Records for this task:

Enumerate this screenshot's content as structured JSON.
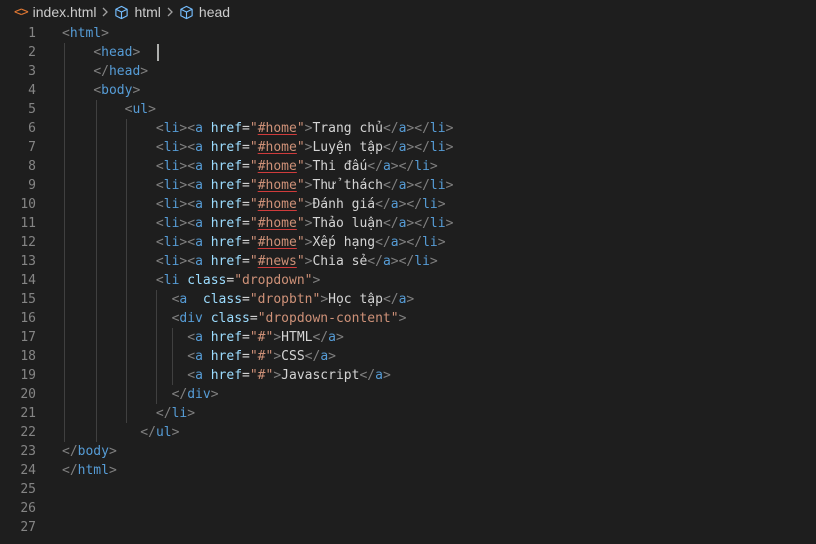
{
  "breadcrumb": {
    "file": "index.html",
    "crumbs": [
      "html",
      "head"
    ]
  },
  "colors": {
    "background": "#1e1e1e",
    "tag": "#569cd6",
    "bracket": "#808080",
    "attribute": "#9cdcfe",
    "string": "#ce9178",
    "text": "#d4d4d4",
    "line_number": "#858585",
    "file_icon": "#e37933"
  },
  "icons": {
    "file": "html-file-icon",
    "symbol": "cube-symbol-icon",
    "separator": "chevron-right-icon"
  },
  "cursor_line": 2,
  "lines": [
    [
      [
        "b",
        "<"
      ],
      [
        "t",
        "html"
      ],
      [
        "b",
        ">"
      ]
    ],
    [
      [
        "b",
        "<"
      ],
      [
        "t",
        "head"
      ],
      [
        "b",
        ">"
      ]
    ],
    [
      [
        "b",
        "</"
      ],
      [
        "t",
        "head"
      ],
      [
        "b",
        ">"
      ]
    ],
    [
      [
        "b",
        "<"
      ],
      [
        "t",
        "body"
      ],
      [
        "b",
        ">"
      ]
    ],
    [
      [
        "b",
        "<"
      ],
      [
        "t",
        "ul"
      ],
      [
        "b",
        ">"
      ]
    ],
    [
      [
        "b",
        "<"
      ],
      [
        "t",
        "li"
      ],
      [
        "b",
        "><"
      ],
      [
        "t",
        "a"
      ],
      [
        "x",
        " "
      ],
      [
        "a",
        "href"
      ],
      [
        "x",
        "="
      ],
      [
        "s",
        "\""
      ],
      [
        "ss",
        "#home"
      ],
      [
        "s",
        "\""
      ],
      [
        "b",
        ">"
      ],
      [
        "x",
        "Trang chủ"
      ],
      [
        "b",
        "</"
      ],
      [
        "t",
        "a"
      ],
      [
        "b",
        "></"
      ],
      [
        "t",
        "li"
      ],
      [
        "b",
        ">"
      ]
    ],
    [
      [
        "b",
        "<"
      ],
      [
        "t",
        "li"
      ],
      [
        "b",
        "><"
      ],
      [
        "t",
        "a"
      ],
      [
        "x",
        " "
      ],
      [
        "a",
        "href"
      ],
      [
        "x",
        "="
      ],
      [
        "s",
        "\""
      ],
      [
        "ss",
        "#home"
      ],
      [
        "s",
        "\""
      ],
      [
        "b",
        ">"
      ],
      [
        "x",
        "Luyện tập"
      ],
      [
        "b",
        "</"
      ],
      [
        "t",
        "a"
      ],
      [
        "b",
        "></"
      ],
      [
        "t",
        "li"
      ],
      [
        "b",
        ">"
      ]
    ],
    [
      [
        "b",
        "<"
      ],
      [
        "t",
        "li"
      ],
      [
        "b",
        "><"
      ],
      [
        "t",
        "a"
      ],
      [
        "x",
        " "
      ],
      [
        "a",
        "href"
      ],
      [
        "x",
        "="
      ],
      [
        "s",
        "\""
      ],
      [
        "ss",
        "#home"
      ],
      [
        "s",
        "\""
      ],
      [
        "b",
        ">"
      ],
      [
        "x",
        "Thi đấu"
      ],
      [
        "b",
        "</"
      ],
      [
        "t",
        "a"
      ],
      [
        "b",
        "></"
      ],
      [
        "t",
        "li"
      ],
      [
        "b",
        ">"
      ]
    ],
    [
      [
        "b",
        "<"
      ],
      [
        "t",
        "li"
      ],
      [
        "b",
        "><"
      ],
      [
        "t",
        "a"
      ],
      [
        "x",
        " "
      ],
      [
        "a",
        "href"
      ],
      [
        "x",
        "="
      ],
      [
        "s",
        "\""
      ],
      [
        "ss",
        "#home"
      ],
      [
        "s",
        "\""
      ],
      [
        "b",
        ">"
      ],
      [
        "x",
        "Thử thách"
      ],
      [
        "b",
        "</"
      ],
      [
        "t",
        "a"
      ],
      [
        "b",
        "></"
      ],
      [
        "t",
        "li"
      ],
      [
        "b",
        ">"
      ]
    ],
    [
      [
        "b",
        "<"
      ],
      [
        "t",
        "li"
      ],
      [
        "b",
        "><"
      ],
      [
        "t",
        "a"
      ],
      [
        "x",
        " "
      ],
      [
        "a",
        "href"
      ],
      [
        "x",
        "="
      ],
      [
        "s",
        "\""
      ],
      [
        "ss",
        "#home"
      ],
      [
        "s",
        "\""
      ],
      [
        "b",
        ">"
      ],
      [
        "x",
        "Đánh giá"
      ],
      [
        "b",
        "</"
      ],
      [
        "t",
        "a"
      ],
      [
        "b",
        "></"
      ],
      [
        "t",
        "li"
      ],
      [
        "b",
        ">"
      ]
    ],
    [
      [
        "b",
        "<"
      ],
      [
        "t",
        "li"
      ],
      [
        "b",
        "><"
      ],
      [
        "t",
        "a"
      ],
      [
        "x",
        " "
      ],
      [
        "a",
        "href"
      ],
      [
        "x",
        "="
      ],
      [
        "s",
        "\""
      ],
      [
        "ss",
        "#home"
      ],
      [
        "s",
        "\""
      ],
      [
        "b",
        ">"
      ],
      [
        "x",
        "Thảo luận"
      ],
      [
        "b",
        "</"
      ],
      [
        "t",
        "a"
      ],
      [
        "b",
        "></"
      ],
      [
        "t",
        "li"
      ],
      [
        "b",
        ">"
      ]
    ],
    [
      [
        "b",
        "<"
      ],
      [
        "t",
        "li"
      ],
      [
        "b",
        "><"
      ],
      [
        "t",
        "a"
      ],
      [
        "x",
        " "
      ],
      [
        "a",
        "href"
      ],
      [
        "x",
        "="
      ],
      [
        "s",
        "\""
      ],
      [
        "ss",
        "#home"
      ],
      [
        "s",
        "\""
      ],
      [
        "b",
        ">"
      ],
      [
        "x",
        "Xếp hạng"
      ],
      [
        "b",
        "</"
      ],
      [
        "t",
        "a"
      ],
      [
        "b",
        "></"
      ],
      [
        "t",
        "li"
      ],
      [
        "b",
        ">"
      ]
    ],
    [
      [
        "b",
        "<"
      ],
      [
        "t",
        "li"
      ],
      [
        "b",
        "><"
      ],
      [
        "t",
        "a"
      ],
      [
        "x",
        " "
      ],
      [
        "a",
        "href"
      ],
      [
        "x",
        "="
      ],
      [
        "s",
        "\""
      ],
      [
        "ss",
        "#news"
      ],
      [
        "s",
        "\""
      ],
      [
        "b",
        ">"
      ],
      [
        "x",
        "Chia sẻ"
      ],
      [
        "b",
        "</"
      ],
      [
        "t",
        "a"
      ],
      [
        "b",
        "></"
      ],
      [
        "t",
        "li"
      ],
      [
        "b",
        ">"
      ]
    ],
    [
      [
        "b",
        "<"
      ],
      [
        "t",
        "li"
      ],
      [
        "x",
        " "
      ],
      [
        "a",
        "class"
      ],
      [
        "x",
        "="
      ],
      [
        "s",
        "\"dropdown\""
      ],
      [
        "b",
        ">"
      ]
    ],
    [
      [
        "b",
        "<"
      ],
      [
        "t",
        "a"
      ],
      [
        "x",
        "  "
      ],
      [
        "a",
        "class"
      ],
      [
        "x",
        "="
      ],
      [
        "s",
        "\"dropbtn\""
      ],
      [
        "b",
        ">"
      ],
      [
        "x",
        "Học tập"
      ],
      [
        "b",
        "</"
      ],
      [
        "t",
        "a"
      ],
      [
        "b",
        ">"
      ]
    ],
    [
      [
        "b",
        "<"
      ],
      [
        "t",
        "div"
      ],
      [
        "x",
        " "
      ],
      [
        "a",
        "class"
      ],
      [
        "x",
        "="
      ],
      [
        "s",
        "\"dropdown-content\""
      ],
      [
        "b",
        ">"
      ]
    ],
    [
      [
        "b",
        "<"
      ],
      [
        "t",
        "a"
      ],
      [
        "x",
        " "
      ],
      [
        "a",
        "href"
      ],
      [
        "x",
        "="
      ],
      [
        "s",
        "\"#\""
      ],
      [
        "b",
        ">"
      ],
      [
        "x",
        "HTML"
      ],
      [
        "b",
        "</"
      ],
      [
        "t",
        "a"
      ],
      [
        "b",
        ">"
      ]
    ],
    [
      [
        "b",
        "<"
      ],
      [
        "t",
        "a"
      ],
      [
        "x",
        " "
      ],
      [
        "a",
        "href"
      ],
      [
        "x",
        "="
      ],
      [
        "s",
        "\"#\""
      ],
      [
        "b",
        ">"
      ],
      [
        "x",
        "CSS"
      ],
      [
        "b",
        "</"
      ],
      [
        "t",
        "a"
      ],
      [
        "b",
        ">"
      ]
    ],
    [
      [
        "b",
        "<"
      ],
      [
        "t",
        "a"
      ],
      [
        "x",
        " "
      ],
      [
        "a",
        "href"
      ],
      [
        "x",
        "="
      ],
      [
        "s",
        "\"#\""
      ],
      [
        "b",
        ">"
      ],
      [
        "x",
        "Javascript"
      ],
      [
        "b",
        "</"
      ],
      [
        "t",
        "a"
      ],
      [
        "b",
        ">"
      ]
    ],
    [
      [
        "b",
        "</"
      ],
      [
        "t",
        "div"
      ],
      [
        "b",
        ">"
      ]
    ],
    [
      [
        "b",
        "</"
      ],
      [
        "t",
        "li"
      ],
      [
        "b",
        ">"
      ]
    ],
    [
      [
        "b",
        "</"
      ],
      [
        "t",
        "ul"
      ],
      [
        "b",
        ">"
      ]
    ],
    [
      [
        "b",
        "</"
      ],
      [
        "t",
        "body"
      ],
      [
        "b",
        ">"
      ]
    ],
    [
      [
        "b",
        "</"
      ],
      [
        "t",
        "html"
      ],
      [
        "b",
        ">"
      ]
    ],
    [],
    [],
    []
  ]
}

Task to carry out: Scan the material above. Return every line containing the string "content".

Task response:
Enumerate this screenshot's content as structured JSON.
        "\"dropdown-content\""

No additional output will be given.